--- begin ---
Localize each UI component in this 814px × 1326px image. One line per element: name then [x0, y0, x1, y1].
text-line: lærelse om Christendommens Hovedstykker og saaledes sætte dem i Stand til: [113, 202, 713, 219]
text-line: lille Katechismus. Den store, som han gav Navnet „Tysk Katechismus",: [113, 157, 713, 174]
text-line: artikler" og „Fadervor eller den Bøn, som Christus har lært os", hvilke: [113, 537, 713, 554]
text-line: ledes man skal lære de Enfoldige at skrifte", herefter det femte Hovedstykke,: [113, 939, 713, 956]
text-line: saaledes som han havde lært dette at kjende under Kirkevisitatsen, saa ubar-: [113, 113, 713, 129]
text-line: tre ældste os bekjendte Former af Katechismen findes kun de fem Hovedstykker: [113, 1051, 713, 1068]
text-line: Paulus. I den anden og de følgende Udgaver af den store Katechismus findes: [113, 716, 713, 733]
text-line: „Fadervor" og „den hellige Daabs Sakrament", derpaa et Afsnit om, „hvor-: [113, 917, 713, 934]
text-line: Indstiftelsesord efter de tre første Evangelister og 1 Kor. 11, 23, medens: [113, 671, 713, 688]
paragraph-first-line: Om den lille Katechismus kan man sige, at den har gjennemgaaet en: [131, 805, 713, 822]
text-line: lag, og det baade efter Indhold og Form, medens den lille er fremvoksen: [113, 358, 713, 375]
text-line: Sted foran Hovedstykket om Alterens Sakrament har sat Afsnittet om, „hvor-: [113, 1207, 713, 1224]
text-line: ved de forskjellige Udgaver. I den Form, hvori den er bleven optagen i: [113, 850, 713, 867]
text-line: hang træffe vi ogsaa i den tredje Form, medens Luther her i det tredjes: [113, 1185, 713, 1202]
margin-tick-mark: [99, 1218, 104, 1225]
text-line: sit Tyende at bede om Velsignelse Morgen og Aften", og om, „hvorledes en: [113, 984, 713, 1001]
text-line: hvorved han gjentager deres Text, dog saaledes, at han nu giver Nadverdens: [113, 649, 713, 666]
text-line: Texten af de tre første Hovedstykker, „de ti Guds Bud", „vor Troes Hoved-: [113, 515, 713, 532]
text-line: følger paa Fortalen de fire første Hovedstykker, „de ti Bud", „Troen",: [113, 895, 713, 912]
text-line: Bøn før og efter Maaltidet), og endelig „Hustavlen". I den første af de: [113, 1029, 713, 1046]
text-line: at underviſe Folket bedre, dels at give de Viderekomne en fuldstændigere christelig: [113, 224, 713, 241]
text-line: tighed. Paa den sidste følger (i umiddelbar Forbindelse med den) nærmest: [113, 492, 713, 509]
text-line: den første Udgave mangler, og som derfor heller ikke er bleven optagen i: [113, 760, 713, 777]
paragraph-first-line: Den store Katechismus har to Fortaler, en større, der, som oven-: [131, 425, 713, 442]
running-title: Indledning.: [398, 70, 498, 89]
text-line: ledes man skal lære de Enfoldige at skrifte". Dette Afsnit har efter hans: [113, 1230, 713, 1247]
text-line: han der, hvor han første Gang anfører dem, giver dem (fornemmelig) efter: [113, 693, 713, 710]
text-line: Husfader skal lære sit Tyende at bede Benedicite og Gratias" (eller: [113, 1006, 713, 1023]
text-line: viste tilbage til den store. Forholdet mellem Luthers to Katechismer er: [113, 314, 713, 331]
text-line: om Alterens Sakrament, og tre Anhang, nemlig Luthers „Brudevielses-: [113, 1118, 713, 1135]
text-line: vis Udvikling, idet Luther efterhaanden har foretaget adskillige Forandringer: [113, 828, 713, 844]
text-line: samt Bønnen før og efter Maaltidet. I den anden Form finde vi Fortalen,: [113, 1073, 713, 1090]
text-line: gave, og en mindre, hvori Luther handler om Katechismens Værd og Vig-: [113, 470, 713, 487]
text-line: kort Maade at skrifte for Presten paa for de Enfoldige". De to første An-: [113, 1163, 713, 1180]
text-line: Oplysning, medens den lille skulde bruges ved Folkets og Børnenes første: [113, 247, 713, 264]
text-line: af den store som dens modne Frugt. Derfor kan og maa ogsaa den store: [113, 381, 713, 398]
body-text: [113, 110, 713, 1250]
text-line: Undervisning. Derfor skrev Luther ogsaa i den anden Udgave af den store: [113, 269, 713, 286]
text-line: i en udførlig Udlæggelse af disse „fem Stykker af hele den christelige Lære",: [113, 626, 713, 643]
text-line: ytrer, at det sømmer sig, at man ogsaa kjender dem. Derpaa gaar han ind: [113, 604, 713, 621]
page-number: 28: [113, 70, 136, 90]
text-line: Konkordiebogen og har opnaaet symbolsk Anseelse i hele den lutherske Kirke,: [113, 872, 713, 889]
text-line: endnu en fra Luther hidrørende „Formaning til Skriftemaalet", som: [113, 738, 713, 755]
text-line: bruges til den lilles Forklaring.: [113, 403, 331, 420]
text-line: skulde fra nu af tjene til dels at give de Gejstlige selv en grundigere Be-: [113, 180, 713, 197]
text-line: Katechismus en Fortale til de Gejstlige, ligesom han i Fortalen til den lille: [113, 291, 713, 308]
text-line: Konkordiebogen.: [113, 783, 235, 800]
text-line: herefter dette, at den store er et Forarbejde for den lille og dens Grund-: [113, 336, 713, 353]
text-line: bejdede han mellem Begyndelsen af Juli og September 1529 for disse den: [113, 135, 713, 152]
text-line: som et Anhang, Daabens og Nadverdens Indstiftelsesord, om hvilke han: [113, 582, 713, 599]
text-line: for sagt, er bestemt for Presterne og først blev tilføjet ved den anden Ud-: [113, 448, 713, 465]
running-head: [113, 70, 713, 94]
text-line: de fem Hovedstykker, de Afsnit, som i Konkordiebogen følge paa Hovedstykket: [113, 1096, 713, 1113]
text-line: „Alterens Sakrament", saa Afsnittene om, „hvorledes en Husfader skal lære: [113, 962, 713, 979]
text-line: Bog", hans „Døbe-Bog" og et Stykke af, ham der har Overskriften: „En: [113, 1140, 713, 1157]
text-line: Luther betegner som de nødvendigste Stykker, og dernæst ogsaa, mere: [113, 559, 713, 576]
--- end ---
■ AIM OF THE TASK ■
Copy everything in the material from its first line down to the line containing "text-line: lærelse om", keeping each line exactly the same.

■ RESULT FOR THIS EXERCISE ■
Localize each UI component in this 814px × 1326px image. One line per element: name then [x0, y0, x1, y1].
text-line: lærelse om Christendommens Hovedstykker og saaledes sætte dem i Stand til: [113, 202, 713, 219]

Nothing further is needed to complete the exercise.